Tasks to complete =
1. Using the Fair Park interview, explain how the campus went from an early twentieth-century fairground to an Art Deco work of art. Answer in one to three sentences.
2. Pick up the Fair Park interview after its last sentence and carry it on.

Passage =
######

Q&A With Dan Biederman Of Fair Park, Dallas

Dan Biederman is one of the country’s most prominent urban planners and developers and the President of Biederman Redevelopment Ventures Corporation, which plans, revitalizes, manages, and programs parks, public spaces, and neighborhood streetscapes in 28 states and six countries. BRV is overseeing the conception, design, and programming for a 14-acre Community Park being built inside Fair Park in Dallas.

Rendering.png

Q: What are the revitalization plans for Fair Park.

A: Fair Park is a 277-acre National Historic Landmark and public park nestled a mile outside of downtown Dallas. Built-in 1886 to accommodate the annual State Fair of Texas, the site has undergone many transformations. Most notably, Fair Park was the site of the 1936 Texas Centennial Exposition and the 1937 World’s Fair. These events transformed the campus from an early twentieth-century fairground to a 1930’s Art Deco work of art. Hundreds of buildings, installations, and pieces of art were added to the campus. Today, 60% of these additions remain and the campus is considered the largest collection of art Deco art and architecture in the world.

######

Raw records =
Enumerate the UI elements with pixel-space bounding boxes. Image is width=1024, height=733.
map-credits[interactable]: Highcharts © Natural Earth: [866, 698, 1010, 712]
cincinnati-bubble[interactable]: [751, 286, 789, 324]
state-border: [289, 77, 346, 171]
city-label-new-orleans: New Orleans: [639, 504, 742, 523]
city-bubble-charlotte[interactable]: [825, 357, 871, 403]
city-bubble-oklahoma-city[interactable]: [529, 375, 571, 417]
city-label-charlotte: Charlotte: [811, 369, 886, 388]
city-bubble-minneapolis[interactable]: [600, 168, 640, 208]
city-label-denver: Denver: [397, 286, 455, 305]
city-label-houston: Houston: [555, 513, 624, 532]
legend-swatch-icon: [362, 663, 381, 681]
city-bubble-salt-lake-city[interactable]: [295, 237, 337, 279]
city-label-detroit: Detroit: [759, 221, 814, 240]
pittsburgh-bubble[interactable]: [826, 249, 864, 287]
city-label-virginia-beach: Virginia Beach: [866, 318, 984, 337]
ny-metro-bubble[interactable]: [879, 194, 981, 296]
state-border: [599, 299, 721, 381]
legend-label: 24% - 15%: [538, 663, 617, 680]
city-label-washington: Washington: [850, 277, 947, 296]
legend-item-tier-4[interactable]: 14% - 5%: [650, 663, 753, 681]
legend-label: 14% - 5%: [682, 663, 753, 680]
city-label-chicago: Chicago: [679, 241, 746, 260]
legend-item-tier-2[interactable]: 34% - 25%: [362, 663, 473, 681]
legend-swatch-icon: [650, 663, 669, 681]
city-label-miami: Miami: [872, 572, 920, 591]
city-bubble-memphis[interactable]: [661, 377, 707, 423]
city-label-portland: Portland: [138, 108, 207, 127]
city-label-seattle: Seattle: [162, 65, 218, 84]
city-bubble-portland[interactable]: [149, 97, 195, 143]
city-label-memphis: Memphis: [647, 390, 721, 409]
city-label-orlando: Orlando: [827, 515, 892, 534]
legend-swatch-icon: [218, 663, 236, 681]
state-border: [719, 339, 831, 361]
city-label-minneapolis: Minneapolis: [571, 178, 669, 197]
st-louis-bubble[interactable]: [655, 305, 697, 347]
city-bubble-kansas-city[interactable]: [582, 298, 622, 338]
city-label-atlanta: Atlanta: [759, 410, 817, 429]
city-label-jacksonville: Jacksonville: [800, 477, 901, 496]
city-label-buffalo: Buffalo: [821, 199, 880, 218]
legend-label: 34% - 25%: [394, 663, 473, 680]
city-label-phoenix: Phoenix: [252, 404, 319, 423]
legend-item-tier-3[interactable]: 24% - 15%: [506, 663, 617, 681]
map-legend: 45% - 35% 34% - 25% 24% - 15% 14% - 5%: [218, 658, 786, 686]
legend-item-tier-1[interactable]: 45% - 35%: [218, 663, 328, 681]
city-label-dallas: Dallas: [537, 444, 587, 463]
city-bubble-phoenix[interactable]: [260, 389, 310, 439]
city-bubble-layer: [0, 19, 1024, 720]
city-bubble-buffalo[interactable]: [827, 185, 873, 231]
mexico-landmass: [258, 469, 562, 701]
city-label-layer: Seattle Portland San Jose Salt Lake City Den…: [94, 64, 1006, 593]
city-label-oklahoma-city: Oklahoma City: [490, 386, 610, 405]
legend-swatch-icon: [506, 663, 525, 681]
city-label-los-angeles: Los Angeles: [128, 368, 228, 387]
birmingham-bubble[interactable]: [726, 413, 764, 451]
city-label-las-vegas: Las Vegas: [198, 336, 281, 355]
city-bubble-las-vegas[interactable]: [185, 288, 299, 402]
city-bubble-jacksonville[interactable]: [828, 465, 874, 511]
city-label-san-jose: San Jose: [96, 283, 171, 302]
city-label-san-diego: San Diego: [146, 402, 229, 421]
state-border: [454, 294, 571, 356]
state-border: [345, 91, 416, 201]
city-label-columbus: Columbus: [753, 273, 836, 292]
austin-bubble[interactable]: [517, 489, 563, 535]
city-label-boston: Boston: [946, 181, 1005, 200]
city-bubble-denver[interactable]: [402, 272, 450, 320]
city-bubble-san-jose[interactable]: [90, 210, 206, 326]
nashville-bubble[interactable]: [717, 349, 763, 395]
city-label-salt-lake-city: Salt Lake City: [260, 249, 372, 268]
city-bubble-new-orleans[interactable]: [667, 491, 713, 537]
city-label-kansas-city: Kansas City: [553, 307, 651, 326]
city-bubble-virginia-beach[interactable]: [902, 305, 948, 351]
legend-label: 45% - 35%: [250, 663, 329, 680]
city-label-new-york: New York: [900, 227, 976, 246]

######

Exercise responses =
1. Fair Park hosted the 1936 Texas Centennial Exposition and the 1937 World's Fair. For those events, hundreds of buildings, installations, and pieces of art were added to the campus, turning the old fairground into a 1930s Art Deco work of art.

2.
Since the 1930's the site has continued to be primarily a site for large events and the annual 24-day State Fair of Texas. The campus has also ebbed and flowed with various cultural tenants and museums. These limited uses have created an underutilized and undervalued public space.

Over the last forty years, the topic of what to do with Fair Park has been a perpetual issue for the City of Dallas. Finally, in 2019, a new public-private partnership took over with the goal of reactivating and revitalizing this historic gem. Partnering with Fair Park First, the non-profit manager of Fair Park, and Spectra, the venue operator, Biederman Redevelopment Ventures created a 20-year Master Plan Update for the transformation of Fair Park into one of the premier parks in the nation and a daily destination for the surrounding neighborhoods. This multi-faceted, multi-year effort will convert hardscape into green space, open the Park to neighboring communities, bring the park to life with high-quality year-round activities, and restore and repurpose the Park’s historic structures for public use and cultural programming.

The broad strokes of the Master Plan Update include:

  1. Converting 20-acres of parking lots into usable green space.

  2. Adding multimodal trails that connect the site internally and externally with the surrounding neighborhoods.

  3. Adding over 1,000 new trees to increase biodiversity and provide much-needed tree canopy and shade to combat the heat island effect on the site and in the surrounding neighborhoods.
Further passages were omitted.